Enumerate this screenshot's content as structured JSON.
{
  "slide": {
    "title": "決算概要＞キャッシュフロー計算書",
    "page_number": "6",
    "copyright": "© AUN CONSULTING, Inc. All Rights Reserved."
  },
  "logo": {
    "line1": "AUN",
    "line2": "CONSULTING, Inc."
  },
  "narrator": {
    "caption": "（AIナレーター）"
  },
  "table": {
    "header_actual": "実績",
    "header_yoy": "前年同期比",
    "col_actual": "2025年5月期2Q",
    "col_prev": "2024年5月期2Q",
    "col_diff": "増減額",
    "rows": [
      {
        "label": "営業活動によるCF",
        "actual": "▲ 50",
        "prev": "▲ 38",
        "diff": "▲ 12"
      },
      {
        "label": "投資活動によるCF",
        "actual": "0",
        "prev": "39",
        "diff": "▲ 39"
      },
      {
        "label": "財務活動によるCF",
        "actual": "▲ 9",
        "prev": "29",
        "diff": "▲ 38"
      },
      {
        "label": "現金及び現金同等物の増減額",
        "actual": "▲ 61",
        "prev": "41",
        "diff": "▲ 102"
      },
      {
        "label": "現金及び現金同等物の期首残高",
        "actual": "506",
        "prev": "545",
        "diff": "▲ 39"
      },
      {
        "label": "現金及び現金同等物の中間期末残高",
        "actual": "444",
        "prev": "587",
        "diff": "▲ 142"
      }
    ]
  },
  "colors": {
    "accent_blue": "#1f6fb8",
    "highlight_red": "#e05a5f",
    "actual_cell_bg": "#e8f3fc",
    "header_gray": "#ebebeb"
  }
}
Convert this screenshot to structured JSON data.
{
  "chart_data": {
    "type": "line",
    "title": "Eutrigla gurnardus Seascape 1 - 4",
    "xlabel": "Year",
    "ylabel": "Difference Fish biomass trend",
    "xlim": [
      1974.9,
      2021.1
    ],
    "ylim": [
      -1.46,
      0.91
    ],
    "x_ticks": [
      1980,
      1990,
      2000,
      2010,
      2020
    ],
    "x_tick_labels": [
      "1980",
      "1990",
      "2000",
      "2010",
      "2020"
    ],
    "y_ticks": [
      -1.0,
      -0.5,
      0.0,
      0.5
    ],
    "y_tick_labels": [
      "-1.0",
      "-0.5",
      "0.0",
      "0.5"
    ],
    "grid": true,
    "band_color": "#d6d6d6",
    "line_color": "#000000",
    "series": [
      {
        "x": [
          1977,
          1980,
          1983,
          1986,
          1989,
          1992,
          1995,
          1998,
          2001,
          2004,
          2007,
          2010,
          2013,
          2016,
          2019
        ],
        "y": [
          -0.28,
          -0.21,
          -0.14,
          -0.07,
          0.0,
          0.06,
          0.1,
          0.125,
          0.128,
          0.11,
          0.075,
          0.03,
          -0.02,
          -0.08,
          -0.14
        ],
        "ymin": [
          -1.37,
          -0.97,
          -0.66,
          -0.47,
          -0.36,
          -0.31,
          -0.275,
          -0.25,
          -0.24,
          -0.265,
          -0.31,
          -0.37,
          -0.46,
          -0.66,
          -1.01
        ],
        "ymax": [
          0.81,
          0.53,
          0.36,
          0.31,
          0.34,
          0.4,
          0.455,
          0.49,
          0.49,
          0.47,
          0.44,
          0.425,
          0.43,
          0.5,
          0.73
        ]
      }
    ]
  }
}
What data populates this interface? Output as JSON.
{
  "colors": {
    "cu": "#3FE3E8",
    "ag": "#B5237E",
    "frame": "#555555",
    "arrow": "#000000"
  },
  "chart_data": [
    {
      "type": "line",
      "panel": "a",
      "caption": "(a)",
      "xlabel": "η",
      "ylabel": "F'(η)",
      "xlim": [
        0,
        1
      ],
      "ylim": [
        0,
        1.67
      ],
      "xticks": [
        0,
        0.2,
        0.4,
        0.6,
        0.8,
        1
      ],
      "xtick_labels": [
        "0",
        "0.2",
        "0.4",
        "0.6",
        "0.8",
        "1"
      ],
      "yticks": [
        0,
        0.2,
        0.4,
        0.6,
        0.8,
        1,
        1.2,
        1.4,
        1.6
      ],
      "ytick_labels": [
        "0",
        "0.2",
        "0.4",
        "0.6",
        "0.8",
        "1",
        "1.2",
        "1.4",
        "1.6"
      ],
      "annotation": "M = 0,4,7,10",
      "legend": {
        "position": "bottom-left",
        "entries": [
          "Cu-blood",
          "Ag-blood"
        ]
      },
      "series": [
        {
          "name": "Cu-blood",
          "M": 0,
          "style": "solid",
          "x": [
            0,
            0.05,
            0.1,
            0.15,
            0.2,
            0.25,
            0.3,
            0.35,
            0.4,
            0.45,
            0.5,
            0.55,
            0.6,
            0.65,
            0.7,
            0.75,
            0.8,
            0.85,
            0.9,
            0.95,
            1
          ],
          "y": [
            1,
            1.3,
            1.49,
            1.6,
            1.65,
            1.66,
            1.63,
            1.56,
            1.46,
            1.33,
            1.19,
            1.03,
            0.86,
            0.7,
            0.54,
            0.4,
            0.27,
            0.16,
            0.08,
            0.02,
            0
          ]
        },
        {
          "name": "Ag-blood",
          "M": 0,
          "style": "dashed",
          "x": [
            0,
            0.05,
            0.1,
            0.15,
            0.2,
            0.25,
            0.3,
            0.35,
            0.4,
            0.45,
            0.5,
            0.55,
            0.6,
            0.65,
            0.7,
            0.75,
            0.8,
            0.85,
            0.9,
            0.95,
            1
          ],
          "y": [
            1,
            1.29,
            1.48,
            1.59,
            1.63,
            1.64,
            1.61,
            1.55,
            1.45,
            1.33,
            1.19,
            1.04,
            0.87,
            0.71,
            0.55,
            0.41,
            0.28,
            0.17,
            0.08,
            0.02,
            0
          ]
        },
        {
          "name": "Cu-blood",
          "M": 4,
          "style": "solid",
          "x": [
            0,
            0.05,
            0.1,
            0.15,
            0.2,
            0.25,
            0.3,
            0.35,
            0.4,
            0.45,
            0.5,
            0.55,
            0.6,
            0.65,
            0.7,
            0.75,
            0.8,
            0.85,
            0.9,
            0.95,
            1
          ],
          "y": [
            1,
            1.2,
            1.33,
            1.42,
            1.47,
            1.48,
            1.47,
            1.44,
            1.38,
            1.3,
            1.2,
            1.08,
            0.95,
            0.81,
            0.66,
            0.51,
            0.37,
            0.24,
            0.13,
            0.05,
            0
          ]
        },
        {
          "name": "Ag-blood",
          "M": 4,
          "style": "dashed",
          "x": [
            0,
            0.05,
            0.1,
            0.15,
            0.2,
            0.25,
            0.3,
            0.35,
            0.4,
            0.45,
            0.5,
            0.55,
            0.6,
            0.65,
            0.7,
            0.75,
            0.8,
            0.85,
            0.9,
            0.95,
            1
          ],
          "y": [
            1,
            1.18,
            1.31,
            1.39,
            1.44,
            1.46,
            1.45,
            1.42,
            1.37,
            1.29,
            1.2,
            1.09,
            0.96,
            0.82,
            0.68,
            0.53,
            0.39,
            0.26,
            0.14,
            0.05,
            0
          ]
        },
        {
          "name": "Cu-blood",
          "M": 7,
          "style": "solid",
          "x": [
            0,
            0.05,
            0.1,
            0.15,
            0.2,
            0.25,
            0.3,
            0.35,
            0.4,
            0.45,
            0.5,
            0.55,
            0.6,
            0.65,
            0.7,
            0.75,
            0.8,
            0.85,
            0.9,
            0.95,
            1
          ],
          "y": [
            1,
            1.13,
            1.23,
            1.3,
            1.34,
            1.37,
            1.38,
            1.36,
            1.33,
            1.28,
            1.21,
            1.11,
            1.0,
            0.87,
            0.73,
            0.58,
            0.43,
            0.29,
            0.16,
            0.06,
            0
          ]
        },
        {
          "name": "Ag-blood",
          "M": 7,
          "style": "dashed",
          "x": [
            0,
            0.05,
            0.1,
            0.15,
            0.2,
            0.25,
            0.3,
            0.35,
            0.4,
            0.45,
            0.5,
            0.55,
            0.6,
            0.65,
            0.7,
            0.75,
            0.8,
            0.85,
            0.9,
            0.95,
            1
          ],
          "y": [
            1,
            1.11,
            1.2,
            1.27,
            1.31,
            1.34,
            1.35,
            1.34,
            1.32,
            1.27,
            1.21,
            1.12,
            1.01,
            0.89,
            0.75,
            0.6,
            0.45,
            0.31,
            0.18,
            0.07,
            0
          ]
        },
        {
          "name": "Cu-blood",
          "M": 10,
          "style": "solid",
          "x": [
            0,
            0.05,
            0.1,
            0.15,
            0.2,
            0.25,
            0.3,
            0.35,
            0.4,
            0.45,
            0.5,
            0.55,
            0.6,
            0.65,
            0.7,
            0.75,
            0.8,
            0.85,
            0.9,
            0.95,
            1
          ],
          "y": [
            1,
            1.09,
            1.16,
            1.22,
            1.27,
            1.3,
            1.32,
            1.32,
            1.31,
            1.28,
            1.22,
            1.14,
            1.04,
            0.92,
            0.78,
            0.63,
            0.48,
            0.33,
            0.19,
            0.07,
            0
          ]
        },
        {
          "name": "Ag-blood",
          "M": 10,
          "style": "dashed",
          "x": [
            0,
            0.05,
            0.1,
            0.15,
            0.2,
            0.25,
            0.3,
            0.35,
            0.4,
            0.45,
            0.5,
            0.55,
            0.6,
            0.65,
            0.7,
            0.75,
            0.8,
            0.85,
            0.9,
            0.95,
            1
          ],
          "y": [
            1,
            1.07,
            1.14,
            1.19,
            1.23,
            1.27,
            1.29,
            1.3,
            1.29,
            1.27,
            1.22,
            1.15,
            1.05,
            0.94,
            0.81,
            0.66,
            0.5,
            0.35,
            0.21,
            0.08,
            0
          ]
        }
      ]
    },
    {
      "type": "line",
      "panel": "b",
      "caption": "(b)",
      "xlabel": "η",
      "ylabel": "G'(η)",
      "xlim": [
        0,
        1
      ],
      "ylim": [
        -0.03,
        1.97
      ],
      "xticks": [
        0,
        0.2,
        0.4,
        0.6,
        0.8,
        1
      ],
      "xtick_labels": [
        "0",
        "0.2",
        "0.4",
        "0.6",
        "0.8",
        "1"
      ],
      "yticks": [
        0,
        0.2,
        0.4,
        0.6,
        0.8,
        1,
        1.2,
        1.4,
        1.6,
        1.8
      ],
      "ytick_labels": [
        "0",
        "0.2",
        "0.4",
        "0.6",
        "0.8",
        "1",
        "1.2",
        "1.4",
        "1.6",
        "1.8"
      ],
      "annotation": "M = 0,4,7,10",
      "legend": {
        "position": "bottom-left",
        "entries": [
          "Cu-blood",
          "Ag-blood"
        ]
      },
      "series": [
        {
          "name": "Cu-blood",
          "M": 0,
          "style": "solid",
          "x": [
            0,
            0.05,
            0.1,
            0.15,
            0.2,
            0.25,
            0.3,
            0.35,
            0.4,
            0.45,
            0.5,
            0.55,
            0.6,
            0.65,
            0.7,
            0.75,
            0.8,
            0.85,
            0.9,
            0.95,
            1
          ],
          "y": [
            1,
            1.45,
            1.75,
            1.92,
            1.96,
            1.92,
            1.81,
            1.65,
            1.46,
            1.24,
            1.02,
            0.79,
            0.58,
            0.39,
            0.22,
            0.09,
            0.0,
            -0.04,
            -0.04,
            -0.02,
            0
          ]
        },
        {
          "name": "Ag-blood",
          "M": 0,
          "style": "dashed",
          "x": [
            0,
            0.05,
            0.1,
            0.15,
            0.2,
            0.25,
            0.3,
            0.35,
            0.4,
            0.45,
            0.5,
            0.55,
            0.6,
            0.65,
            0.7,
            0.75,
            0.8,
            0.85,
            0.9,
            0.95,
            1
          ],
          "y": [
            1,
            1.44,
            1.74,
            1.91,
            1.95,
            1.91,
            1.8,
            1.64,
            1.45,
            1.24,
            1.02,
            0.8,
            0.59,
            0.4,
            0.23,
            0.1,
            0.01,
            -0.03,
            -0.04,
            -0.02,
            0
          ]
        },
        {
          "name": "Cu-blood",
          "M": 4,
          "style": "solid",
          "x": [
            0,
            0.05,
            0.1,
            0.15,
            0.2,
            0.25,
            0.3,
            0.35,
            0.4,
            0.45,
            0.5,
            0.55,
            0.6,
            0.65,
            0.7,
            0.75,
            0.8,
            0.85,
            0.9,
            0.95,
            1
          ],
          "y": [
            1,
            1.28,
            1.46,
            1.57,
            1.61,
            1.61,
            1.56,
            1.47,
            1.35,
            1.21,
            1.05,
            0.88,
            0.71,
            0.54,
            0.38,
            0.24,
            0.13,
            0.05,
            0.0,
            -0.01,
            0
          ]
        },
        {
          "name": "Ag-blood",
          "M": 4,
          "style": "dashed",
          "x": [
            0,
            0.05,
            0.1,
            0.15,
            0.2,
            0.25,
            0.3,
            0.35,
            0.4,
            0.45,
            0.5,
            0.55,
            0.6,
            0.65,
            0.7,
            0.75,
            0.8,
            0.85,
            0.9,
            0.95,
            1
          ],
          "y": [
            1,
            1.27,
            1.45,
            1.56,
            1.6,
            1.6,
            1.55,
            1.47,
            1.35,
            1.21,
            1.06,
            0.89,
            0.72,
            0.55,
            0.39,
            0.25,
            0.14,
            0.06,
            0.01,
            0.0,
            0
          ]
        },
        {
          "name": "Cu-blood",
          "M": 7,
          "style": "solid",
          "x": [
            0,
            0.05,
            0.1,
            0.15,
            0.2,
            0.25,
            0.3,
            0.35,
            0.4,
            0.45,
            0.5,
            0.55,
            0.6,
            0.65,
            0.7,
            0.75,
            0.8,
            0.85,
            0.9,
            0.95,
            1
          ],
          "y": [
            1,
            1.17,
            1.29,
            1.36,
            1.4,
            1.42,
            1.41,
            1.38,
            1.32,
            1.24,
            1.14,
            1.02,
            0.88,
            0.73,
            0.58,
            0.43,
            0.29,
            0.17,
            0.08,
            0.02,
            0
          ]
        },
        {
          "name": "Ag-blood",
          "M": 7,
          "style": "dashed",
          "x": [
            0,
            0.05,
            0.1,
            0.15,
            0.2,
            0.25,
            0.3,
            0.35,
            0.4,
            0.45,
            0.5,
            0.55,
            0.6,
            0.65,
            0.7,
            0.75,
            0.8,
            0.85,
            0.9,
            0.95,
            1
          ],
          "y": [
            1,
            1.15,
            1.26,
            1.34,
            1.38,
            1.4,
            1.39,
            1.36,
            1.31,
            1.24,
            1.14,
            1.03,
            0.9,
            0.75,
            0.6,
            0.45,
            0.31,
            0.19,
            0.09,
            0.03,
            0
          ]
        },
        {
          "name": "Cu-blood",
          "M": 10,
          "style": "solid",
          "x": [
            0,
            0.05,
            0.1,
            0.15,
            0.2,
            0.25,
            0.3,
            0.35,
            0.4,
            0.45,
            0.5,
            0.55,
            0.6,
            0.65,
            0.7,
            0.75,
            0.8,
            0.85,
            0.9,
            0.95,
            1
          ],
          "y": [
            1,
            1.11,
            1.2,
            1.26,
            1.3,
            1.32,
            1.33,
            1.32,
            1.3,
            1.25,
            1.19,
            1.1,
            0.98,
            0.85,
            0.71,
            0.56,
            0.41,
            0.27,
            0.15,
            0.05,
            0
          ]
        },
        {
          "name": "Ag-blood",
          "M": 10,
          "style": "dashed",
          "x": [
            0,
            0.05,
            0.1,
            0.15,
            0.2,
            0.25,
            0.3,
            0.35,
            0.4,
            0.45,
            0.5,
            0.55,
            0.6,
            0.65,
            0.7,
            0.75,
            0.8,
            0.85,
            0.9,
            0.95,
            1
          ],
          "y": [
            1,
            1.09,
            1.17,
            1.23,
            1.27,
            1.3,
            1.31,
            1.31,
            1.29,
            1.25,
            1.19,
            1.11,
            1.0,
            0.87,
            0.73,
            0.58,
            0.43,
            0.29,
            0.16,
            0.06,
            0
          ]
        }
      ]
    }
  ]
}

————

* Problem description
Which lines hold the word "caption"? Copy every one of them.

* Correct output
    "caption": "（AIナレーター）"
      "caption": "(a)",
      "caption": "(b)",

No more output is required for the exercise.